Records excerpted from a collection
========================
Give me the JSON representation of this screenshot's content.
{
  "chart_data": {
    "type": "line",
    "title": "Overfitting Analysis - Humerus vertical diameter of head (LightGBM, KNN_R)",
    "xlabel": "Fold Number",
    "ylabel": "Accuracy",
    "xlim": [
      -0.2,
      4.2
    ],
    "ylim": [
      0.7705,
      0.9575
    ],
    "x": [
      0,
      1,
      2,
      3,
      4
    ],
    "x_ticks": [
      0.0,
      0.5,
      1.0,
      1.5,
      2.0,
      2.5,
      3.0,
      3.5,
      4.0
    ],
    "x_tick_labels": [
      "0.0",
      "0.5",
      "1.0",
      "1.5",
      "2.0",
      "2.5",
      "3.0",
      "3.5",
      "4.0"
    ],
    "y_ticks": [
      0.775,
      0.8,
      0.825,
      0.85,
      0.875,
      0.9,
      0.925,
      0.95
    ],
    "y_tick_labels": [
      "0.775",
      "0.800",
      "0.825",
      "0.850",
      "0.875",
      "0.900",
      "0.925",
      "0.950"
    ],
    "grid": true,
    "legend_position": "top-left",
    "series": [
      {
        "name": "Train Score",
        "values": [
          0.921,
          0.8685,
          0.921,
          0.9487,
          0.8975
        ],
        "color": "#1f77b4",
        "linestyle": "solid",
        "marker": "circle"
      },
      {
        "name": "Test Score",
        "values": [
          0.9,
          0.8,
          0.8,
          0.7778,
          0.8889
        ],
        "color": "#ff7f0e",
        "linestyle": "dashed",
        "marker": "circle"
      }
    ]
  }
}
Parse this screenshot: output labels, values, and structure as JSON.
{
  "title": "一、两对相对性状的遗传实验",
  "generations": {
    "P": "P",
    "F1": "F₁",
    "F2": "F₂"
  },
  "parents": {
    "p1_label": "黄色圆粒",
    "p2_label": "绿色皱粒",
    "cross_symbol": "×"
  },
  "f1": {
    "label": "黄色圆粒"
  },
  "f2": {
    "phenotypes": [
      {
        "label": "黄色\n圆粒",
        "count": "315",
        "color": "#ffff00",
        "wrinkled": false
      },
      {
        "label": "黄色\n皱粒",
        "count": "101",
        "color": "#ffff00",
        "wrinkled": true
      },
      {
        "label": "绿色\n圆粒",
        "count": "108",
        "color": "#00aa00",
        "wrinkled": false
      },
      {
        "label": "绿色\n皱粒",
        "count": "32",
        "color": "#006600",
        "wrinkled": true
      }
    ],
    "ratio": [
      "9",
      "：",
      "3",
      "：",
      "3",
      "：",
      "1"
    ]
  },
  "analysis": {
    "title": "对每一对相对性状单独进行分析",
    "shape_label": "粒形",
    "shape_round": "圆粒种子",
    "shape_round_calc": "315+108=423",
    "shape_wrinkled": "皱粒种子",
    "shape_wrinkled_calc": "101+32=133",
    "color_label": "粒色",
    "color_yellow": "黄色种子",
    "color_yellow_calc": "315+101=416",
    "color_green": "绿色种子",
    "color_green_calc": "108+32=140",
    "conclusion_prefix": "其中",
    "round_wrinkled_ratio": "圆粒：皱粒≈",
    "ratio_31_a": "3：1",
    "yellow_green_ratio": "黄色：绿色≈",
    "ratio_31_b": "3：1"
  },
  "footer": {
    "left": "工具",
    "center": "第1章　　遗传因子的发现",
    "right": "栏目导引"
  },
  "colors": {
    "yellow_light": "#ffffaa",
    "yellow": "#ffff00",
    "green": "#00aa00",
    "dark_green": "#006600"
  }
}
========================
=== EXERCISE REQUIREMENTS ===
Above are the records; retype them all without a single difference.

=== RESULT OF THIS EXERCISE ===
Give me the JSON representation of this screenshot's content.
{
  "chart_data": {
    "type": "line",
    "title": "Overfitting Analysis - Humerus vertical diameter of head (LightGBM, KNN_R)",
    "xlabel": "Fold Number",
    "ylabel": "Accuracy",
    "xlim": [
      -0.2,
      4.2
    ],
    "ylim": [
      0.7705,
      0.9575
    ],
    "x": [
      0,
      1,
      2,
      3,
      4
    ],
    "x_ticks": [
      0.0,
      0.5,
      1.0,
      1.5,
      2.0,
      2.5,
      3.0,
      3.5,
      4.0
    ],
    "x_tick_labels": [
      "0.0",
      "0.5",
      "1.0",
      "1.5",
      "2.0",
      "2.5",
      "3.0",
      "3.5",
      "4.0"
    ],
    "y_ticks": [
      0.775,
      0.8,
      0.825,
      0.85,
      0.875,
      0.9,
      0.925,
      0.95
    ],
    "y_tick_labels": [
      "0.775",
      "0.800",
      "0.825",
      "0.850",
      "0.875",
      "0.900",
      "0.925",
      "0.950"
    ],
    "grid": true,
    "legend_position": "top-left",
    "series": [
      {
        "name": "Train Score",
        "values": [
          0.921,
          0.8685,
          0.921,
          0.9487,
          0.8975
        ],
        "color": "#1f77b4",
        "linestyle": "solid",
        "marker": "circle"
      },
      {
        "name": "Test Score",
        "values": [
          0.9,
          0.8,
          0.8,
          0.7778,
          0.8889
        ],
        "color": "#ff7f0e",
        "linestyle": "dashed",
        "marker": "circle"
      }
    ]
  }
}
Parse this screenshot: output labels, values, and structure as JSON.
{
  "title": "一、两对相对性状的遗传实验",
  "generations": {
    "P": "P",
    "F1": "F₁",
    "F2": "F₂"
  },
  "parents": {
    "p1_label": "黄色圆粒",
    "p2_label": "绿色皱粒",
    "cross_symbol": "×"
  },
  "f1": {
    "label": "黄色圆粒"
  },
  "f2": {
    "phenotypes": [
      {
        "label": "黄色\n圆粒",
        "count": "315",
        "color": "#ffff00",
        "wrinkled": false
      },
      {
        "label": "黄色\n皱粒",
        "count": "101",
        "color": "#ffff00",
        "wrinkled": true
      },
      {
        "label": "绿色\n圆粒",
        "count": "108",
        "color": "#00aa00",
        "wrinkled": false
      },
      {
        "label": "绿色\n皱粒",
        "count": "32",
        "color": "#006600",
        "wrinkled": true
      }
    ],
    "ratio": [
      "9",
      "：",
      "3",
      "：",
      "3",
      "：",
      "1"
    ]
  },
  "analysis": {
    "title": "对每一对相对性状单独进行分析",
    "shape_label": "粒形",
    "shape_round": "圆粒种子",
    "shape_round_calc": "315+108=423",
    "shape_wrinkled": "皱粒种子",
    "shape_wrinkled_calc": "101+32=133",
    "color_label": "粒色",
    "color_yellow": "黄色种子",
    "color_yellow_calc": "315+101=416",
    "color_green": "绿色种子",
    "color_green_calc": "108+32=140",
    "conclusion_prefix": "其中",
    "round_wrinkled_ratio": "圆粒：皱粒≈",
    "ratio_31_a": "3：1",
    "yellow_green_ratio": "黄色：绿色≈",
    "ratio_31_b": "3：1"
  },
  "footer": {
    "left": "工具",
    "center": "第1章　　遗传因子的发现",
    "right": "栏目导引"
  },
  "colors": {
    "yellow_light": "#ffffaa",
    "yellow": "#ffff00",
    "green": "#00aa00",
    "dark_green": "#006600"
  }
}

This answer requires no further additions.